Data extracted from a collection:
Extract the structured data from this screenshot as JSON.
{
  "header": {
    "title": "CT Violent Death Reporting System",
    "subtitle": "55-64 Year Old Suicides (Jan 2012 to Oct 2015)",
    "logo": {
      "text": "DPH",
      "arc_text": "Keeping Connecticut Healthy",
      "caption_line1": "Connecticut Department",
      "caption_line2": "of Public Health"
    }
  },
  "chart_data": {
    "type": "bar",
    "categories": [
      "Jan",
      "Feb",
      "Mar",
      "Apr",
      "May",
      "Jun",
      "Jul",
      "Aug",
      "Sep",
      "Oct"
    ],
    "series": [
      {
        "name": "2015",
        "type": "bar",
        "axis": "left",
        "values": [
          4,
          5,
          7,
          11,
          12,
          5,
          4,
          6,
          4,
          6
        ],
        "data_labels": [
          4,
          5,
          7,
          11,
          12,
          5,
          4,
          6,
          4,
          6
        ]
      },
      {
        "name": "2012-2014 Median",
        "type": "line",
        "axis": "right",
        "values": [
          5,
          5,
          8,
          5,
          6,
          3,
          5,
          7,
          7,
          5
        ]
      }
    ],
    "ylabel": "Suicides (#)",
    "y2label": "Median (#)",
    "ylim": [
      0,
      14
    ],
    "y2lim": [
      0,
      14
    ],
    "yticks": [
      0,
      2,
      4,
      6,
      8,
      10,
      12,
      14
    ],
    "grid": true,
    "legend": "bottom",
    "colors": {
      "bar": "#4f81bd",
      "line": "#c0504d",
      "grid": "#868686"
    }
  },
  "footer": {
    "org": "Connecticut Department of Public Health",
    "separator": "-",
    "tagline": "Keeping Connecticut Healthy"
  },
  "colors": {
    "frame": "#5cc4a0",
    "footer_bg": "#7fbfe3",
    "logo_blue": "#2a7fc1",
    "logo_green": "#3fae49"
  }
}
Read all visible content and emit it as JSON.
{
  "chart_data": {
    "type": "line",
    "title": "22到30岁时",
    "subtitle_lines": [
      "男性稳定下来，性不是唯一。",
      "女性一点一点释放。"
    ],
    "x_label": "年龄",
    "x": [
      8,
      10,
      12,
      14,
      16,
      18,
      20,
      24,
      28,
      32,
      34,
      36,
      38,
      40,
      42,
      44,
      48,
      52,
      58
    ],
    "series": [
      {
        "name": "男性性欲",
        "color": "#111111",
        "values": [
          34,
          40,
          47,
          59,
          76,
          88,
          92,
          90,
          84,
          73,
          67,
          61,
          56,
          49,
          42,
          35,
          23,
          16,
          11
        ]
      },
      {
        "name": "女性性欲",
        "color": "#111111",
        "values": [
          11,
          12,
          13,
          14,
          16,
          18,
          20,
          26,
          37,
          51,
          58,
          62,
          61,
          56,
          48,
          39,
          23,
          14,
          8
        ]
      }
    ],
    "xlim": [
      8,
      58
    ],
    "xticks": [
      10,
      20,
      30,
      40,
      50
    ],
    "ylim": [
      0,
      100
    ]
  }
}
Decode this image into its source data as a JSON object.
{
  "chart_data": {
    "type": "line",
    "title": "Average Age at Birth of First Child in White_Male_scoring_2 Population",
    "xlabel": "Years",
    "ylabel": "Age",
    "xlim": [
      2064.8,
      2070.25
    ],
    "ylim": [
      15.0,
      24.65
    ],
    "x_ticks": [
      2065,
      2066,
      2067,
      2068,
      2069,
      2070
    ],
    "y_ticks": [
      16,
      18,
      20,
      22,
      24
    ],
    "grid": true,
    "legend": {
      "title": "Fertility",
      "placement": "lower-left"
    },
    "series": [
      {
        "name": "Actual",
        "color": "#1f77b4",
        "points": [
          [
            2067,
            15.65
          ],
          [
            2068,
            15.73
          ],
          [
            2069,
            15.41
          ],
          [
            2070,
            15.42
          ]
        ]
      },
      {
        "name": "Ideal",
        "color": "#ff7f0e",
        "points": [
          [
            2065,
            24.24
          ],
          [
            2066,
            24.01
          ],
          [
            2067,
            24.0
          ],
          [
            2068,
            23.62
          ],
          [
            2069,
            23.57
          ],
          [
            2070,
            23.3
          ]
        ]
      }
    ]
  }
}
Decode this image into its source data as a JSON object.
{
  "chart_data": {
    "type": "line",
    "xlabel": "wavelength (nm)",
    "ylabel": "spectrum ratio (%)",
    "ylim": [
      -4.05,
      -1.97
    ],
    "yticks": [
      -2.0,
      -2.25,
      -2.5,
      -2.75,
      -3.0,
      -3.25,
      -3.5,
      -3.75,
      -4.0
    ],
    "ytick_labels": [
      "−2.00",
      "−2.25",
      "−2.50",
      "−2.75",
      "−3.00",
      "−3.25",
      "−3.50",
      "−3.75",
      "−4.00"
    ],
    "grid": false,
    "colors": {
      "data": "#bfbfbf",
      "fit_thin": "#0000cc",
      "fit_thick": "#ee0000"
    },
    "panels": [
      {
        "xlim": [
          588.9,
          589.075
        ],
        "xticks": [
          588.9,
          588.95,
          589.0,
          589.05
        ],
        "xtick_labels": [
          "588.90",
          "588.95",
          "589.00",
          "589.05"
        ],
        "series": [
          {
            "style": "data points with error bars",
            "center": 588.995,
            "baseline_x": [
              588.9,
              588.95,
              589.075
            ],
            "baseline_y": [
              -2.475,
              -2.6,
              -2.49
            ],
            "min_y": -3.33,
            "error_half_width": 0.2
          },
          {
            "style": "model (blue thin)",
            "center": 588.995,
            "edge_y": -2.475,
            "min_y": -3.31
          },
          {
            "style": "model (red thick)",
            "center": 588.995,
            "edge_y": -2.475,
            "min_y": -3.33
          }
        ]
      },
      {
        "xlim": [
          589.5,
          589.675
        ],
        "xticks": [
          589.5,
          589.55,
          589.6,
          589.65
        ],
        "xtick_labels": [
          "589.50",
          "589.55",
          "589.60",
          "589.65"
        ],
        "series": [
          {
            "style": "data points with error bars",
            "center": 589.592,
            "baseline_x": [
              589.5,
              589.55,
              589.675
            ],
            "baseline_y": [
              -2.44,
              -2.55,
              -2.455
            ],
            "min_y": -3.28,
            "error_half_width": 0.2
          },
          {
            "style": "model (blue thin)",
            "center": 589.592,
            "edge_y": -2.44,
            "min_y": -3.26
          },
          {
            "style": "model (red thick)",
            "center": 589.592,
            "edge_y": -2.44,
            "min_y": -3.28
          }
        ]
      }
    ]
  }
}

### TASK DIRECTIONS:
Print every entry exactly as written.

### WORKED ANSWER:
Extract the structured data from this screenshot as JSON.
{
  "header": {
    "title": "CT Violent Death Reporting System",
    "subtitle": "55-64 Year Old Suicides (Jan 2012 to Oct 2015)",
    "logo": {
      "text": "DPH",
      "arc_text": "Keeping Connecticut Healthy",
      "caption_line1": "Connecticut Department",
      "caption_line2": "of Public Health"
    }
  },
  "chart_data": {
    "type": "bar",
    "categories": [
      "Jan",
      "Feb",
      "Mar",
      "Apr",
      "May",
      "Jun",
      "Jul",
      "Aug",
      "Sep",
      "Oct"
    ],
    "series": [
      {
        "name": "2015",
        "type": "bar",
        "axis": "left",
        "values": [
          4,
          5,
          7,
          11,
          12,
          5,
          4,
          6,
          4,
          6
        ],
        "data_labels": [
          4,
          5,
          7,
          11,
          12,
          5,
          4,
          6,
          4,
          6
        ]
      },
      {
        "name": "2012-2014 Median",
        "type": "line",
        "axis": "right",
        "values": [
          5,
          5,
          8,
          5,
          6,
          3,
          5,
          7,
          7,
          5
        ]
      }
    ],
    "ylabel": "Suicides (#)",
    "y2label": "Median (#)",
    "ylim": [
      0,
      14
    ],
    "y2lim": [
      0,
      14
    ],
    "yticks": [
      0,
      2,
      4,
      6,
      8,
      10,
      12,
      14
    ],
    "grid": true,
    "legend": "bottom",
    "colors": {
      "bar": "#4f81bd",
      "line": "#c0504d",
      "grid": "#868686"
    }
  },
  "footer": {
    "org": "Connecticut Department of Public Health",
    "separator": "-",
    "tagline": "Keeping Connecticut Healthy"
  },
  "colors": {
    "frame": "#5cc4a0",
    "footer_bg": "#7fbfe3",
    "logo_blue": "#2a7fc1",
    "logo_green": "#3fae49"
  }
}
Read all visible content and emit it as JSON.
{
  "chart_data": {
    "type": "line",
    "title": "22到30岁时",
    "subtitle_lines": [
      "男性稳定下来，性不是唯一。",
      "女性一点一点释放。"
    ],
    "x_label": "年龄",
    "x": [
      8,
      10,
      12,
      14,
      16,
      18,
      20,
      24,
      28,
      32,
      34,
      36,
      38,
      40,
      42,
      44,
      48,
      52,
      58
    ],
    "series": [
      {
        "name": "男性性欲",
        "color": "#111111",
        "values": [
          34,
          40,
          47,
          59,
          76,
          88,
          92,
          90,
          84,
          73,
          67,
          61,
          56,
          49,
          42,
          35,
          23,
          16,
          11
        ]
      },
      {
        "name": "女性性欲",
        "color": "#111111",
        "values": [
          11,
          12,
          13,
          14,
          16,
          18,
          20,
          26,
          37,
          51,
          58,
          62,
          61,
          56,
          48,
          39,
          23,
          14,
          8
        ]
      }
    ],
    "xlim": [
      8,
      58
    ],
    "xticks": [
      10,
      20,
      30,
      40,
      50
    ],
    "ylim": [
      0,
      100
    ]
  }
}
Decode this image into its source data as a JSON object.
{
  "chart_data": {
    "type": "line",
    "title": "Average Age at Birth of First Child in White_Male_scoring_2 Population",
    "xlabel": "Years",
    "ylabel": "Age",
    "xlim": [
      2064.8,
      2070.25
    ],
    "ylim": [
      15.0,
      24.65
    ],
    "x_ticks": [
      2065,
      2066,
      2067,
      2068,
      2069,
      2070
    ],
    "y_ticks": [
      16,
      18,
      20,
      22,
      24
    ],
    "grid": true,
    "legend": {
      "title": "Fertility",
      "placement": "lower-left"
    },
    "series": [
      {
        "name": "Actual",
        "color": "#1f77b4",
        "points": [
          [
            2067,
            15.65
          ],
          [
            2068,
            15.73
          ],
          [
            2069,
            15.41
          ],
          [
            2070,
            15.42
          ]
        ]
      },
      {
        "name": "Ideal",
        "color": "#ff7f0e",
        "points": [
          [
            2065,
            24.24
          ],
          [
            2066,
            24.01
          ],
          [
            2067,
            24.0
          ],
          [
            2068,
            23.62
          ],
          [
            2069,
            23.57
          ],
          [
            2070,
            23.3
          ]
        ]
      }
    ]
  }
}
Decode this image into its source data as a JSON object.
{
  "chart_data": {
    "type": "line",
    "xlabel": "wavelength (nm)",
    "ylabel": "spectrum ratio (%)",
    "ylim": [
      -4.05,
      -1.97
    ],
    "yticks": [
      -2.0,
      -2.25,
      -2.5,
      -2.75,
      -3.0,
      -3.25,
      -3.5,
      -3.75,
      -4.0
    ],
    "ytick_labels": [
      "−2.00",
      "−2.25",
      "−2.50",
      "−2.75",
      "−3.00",
      "−3.25",
      "−3.50",
      "−3.75",
      "−4.00"
    ],
    "grid": false,
    "colors": {
      "data": "#bfbfbf",
      "fit_thin": "#0000cc",
      "fit_thick": "#ee0000"
    },
    "panels": [
      {
        "xlim": [
          588.9,
          589.075
        ],
        "xticks": [
          588.9,
          588.95,
          589.0,
          589.05
        ],
        "xtick_labels": [
          "588.90",
          "588.95",
          "589.00",
          "589.05"
        ],
        "series": [
          {
            "style": "data points with error bars",
            "center": 588.995,
            "baseline_x": [
              588.9,
              588.95,
              589.075
            ],
            "baseline_y": [
              -2.475,
              -2.6,
              -2.49
            ],
            "min_y": -3.33,
            "error_half_width": 0.2
          },
          {
            "style": "model (blue thin)",
            "center": 588.995,
            "edge_y": -2.475,
            "min_y": -3.31
          },
          {
            "style": "model (red thick)",
            "center": 588.995,
            "edge_y": -2.475,
            "min_y": -3.33
          }
        ]
      },
      {
        "xlim": [
          589.5,
          589.675
        ],
        "xticks": [
          589.5,
          589.55,
          589.6,
          589.65
        ],
        "xtick_labels": [
          "589.50",
          "589.55",
          "589.60",
          "589.65"
        ],
        "series": [
          {
            "style": "data points with error bars",
            "center": 589.592,
            "baseline_x": [
              589.5,
              589.55,
              589.675
            ],
            "baseline_y": [
              -2.44,
              -2.55,
              -2.455
            ],
            "min_y": -3.28,
            "error_half_width": 0.2
          },
          {
            "style": "model (blue thin)",
            "center": 589.592,
            "edge_y": -2.44,
            "min_y": -3.26
          },
          {
            "style": "model (red thick)",
            "center": 589.592,
            "edge_y": -2.44,
            "min_y": -3.28
          }
        ]
      }
    ]
  }
}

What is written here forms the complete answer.